* TASK ITEM *
From the entries, filter out every line that lacks "tools" and copy the rest.

Dataset rows for document pages
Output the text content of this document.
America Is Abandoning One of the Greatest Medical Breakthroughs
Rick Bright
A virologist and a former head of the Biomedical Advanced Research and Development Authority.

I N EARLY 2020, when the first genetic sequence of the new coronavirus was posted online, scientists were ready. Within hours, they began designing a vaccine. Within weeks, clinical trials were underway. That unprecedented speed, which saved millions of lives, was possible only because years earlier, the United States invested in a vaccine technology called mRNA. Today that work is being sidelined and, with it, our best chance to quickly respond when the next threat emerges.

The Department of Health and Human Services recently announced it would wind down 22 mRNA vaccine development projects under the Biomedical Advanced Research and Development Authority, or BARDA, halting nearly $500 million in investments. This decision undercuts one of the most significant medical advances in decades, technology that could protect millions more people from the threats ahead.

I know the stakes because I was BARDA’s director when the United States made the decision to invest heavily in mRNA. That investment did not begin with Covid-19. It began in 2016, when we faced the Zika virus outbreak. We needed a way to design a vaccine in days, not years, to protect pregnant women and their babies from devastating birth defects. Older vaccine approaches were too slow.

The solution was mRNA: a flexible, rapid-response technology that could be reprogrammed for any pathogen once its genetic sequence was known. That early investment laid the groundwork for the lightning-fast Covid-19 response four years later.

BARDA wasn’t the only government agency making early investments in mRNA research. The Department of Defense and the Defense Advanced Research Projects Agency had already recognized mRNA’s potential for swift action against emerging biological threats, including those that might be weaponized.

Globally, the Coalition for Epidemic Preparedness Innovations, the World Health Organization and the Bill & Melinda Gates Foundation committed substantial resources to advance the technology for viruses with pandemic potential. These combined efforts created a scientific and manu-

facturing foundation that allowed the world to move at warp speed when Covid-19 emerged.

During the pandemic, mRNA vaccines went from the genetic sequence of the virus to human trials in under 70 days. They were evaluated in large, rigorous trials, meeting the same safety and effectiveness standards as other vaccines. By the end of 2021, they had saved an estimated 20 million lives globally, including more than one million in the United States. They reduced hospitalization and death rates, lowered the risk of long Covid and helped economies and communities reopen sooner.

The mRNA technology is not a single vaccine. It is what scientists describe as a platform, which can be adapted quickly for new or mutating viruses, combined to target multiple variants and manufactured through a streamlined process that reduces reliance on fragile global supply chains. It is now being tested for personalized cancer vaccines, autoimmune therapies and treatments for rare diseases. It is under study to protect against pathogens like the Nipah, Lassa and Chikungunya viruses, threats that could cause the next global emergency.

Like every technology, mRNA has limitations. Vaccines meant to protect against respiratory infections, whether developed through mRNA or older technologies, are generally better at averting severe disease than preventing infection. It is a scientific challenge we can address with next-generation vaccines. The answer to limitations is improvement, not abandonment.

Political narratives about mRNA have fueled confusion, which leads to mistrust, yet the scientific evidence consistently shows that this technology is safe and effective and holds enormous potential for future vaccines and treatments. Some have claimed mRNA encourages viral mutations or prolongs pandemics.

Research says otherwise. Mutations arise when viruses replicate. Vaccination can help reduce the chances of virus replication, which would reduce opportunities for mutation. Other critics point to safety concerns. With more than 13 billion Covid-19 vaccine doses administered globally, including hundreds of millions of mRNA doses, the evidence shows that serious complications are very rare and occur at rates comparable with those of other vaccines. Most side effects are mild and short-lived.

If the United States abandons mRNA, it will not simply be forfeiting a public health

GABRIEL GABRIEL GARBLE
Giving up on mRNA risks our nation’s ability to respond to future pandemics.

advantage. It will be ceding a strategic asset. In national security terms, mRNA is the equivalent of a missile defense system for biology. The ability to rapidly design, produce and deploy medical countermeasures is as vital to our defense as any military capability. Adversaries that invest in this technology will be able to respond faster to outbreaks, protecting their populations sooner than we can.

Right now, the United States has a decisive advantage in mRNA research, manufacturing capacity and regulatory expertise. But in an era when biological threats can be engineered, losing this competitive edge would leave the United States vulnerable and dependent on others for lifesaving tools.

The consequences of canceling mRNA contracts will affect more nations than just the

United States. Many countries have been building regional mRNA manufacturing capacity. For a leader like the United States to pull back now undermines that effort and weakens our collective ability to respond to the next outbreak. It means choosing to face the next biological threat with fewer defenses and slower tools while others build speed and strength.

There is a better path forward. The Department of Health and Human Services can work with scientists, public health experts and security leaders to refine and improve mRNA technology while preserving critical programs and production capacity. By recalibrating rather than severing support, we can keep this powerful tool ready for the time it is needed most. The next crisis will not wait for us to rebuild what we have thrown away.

* RESPONSE FOR THIS EXERCISE *
Right now, the United States has a decisive advantage in mRNA research, manufacturing capacity and regulatory expertise. But in an era when biological threats can be engineered, losing this competitive edge would leave the United States vulnerable and dependent on others for lifesaving tools.
United States. Many countries have been building regional mRNA manufacturing capacity. For a leader like the United States to pull back now undermines that effort and weakens our collective ability to respond to the next outbreak. It means choosing to face the next biological threat with fewer defenses and slower tools while others build speed and strength.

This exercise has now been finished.